## OBJECTIVE
Only the lines from the one containing "Output the text content of this document." to the end of the records should be written out, exactly and with both ends included; pictures are excluded.

* START RECORD SET *

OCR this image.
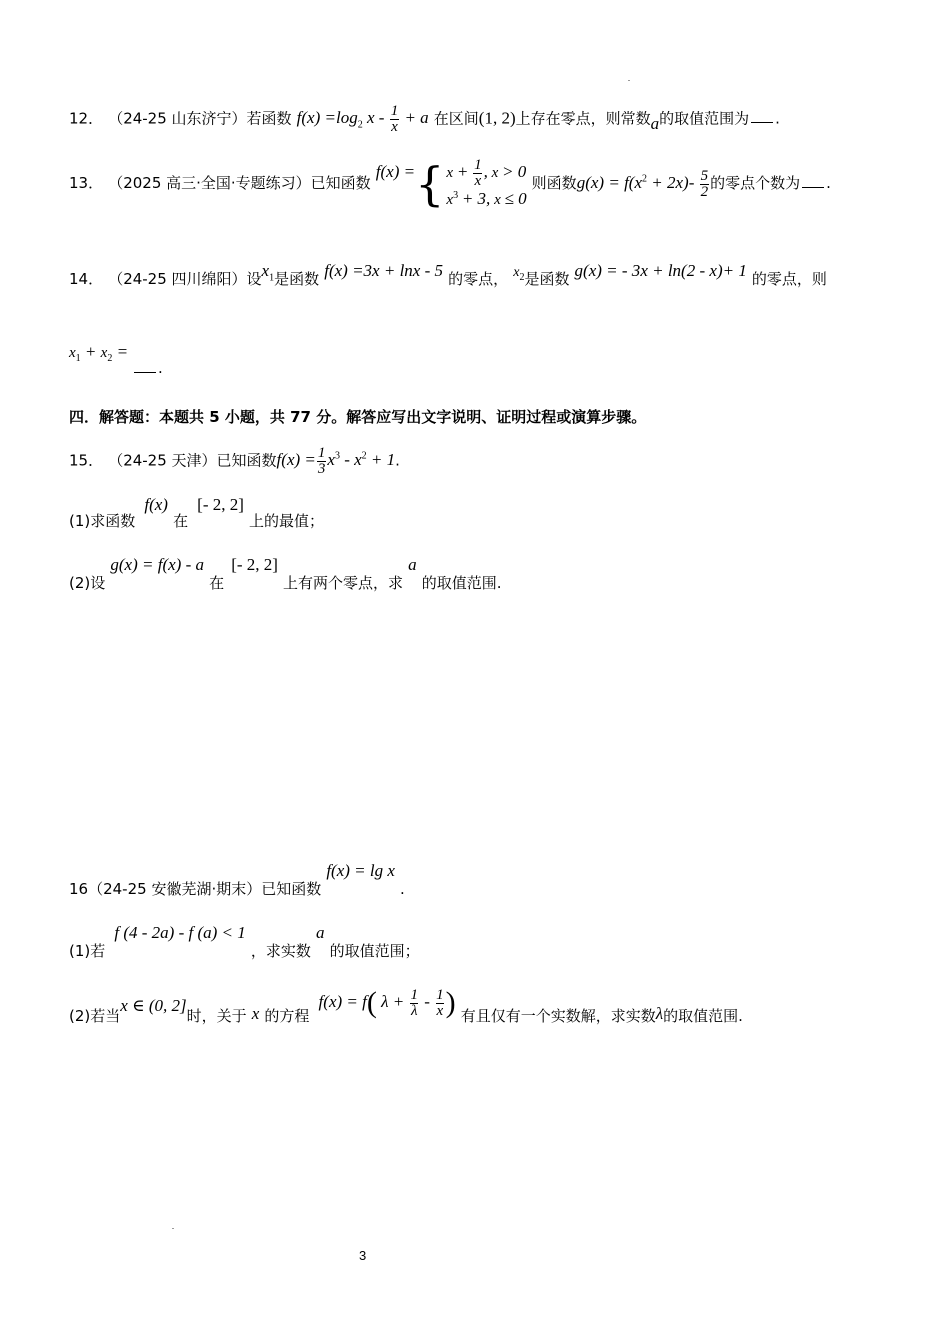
12． （24-25 山东济宁）若函数 $f(x) =\log_2$ $x - \frac{1}{x} + a$ 在区间(1, 2)上存在零点，则常数a的取值范围为 .
13． （2025 高三·全国·专题练习）已知函数
f(x) = { $x + \frac{1}{x}$ , x > 0
$x^3 + 3$, x ≤ 0
则函数$g(x) = f(x^2 + 2x)- \frac{5}{2}$ 的零点个数为 .
14． （24-25 四川绵阳）设$x_1$是函数 f(x) =3x + lnx - 5 的零点， $x_2$是函数 g(x) = - 3x + ln(2 - x)+ 1 的零点，则
$x_1 + x_2$ =
.
四．解答题：本题共 5 小题，共 77 分。解答应写出文字说明、证明过程或演算步骤。
15． （24-25 天津）已知函数$f(x) = \frac{1}{3} x^3 - x^2 + 1$.
(1)求函数 f(x) 在 [- 2, 2] 上的最值；
(2)设 g(x) = f(x) - a 在 [- 2, 2] 上有两个零点，求 a 的取值范围.
16（24-25 安徽芜湖·期末）已知函数 f(x) = lg x .
(1)若 f (4 - 2a) - f (a) < 1 ，求实数 a 的取值范围；
(2)若当x ∈ (0, 2]时，关于 x 的方程 f(x) = f( $\lambda + \frac{1}{\lambda} - \frac{1}{x}$ ) 有且仅有一个实数解，求实数λ的取值范围.
3
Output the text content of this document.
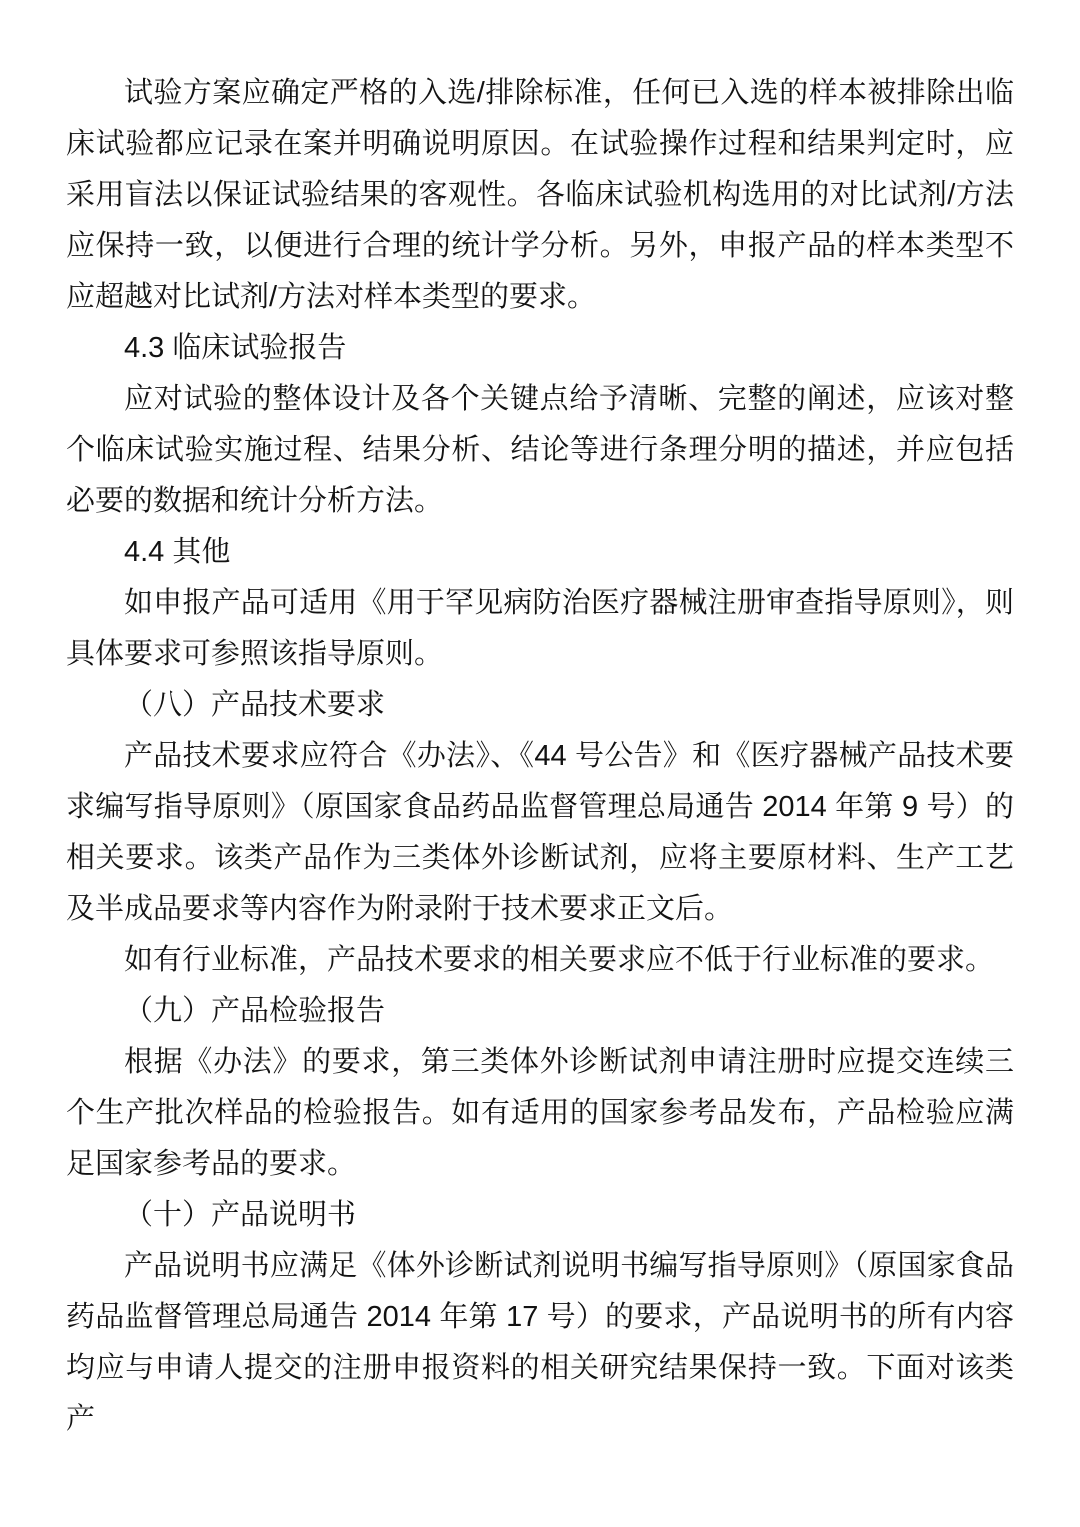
试验方案应确定严格的入选/排除标准，任何已入选的样本被排除出临床试验都应记录在案并明确说明原因。在试验操作过程和结果判定时，应采用盲法以保证试验结果的客观性。各临床试验机构选用的对比试剂/方法应保持一致，以便进行合理的统计学分析。另外，申报产品的样本类型不应超越对比试剂/方法对样本类型的要求。

4.3 临床试验报告

应对试验的整体设计及各个关键点给予清晰、完整的阐述，应该对整个临床试验实施过程、结果分析、结论等进行条理分明的描述，并应包括必要的数据和统计分析方法。

4.4 其他

如申报产品可适用《用于罕见病防治医疗器械注册审查指导原则》，则具体要求可参照该指导原则。

（八）产品技术要求

产品技术要求应符合《办法》、《44 号公告》和《医疗器械产品技术要求编写指导原则》（原国家食品药品监督管理总局通告 2014 年第 9 号）的相关要求。该类产品作为三类体外诊断试剂，应将主要原材料、生产工艺及半成品要求等内容作为附录附于技术要求正文后。

如有行业标准，产品技术要求的相关要求应不低于行业标准的要求。

（九）产品检验报告

根据《办法》的要求，第三类体外诊断试剂申请注册时应提交连续三个生产批次样品的检验报告。如有适用的国家参考品发布，产品检验应满足国家参考品的要求。

（十）产品说明书

产品说明书应满足《体外诊断试剂说明书编写指导原则》（原国家食品药品监督管理总局通告 2014 年第 17 号）的要求，产品说明书的所有内容均应与申请人提交的注册申报资料的相关研究结果保持一致。下面对该类产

* END RECORD SET *

## EXERCISE RESULT
Output the text content of this document.
试验方案应确定严格的入选/排除标准，任何已入选的样本被排除出临床试验都应记录在案并明确说明原因。在试验操作过程和结果判定时，应采用盲法以保证试验结果的客观性。各临床试验机构选用的对比试剂/方法应保持一致，以便进行合理的统计学分析。另外，申报产品的样本类型不应超越对比试剂/方法对样本类型的要求。

4.3 临床试验报告

应对试验的整体设计及各个关键点给予清晰、完整的阐述，应该对整个临床试验实施过程、结果分析、结论等进行条理分明的描述，并应包括必要的数据和统计分析方法。

4.4 其他

如申报产品可适用《用于罕见病防治医疗器械注册审查指导原则》，则具体要求可参照该指导原则。

（八）产品技术要求

产品技术要求应符合《办法》、《44 号公告》和《医疗器械产品技术要求编写指导原则》（原国家食品药品监督管理总局通告 2014 年第 9 号）的相关要求。该类产品作为三类体外诊断试剂，应将主要原材料、生产工艺及半成品要求等内容作为附录附于技术要求正文后。

如有行业标准，产品技术要求的相关要求应不低于行业标准的要求。

（九）产品检验报告

根据《办法》的要求，第三类体外诊断试剂申请注册时应提交连续三个生产批次样品的检验报告。如有适用的国家参考品发布，产品检验应满足国家参考品的要求。

（十）产品说明书

产品说明书应满足《体外诊断试剂说明书编写指导原则》（原国家食品药品监督管理总局通告 2014 年第 17 号）的要求，产品说明书的所有内容均应与申请人提交的注册申报资料的相关研究结果保持一致。下面对该类产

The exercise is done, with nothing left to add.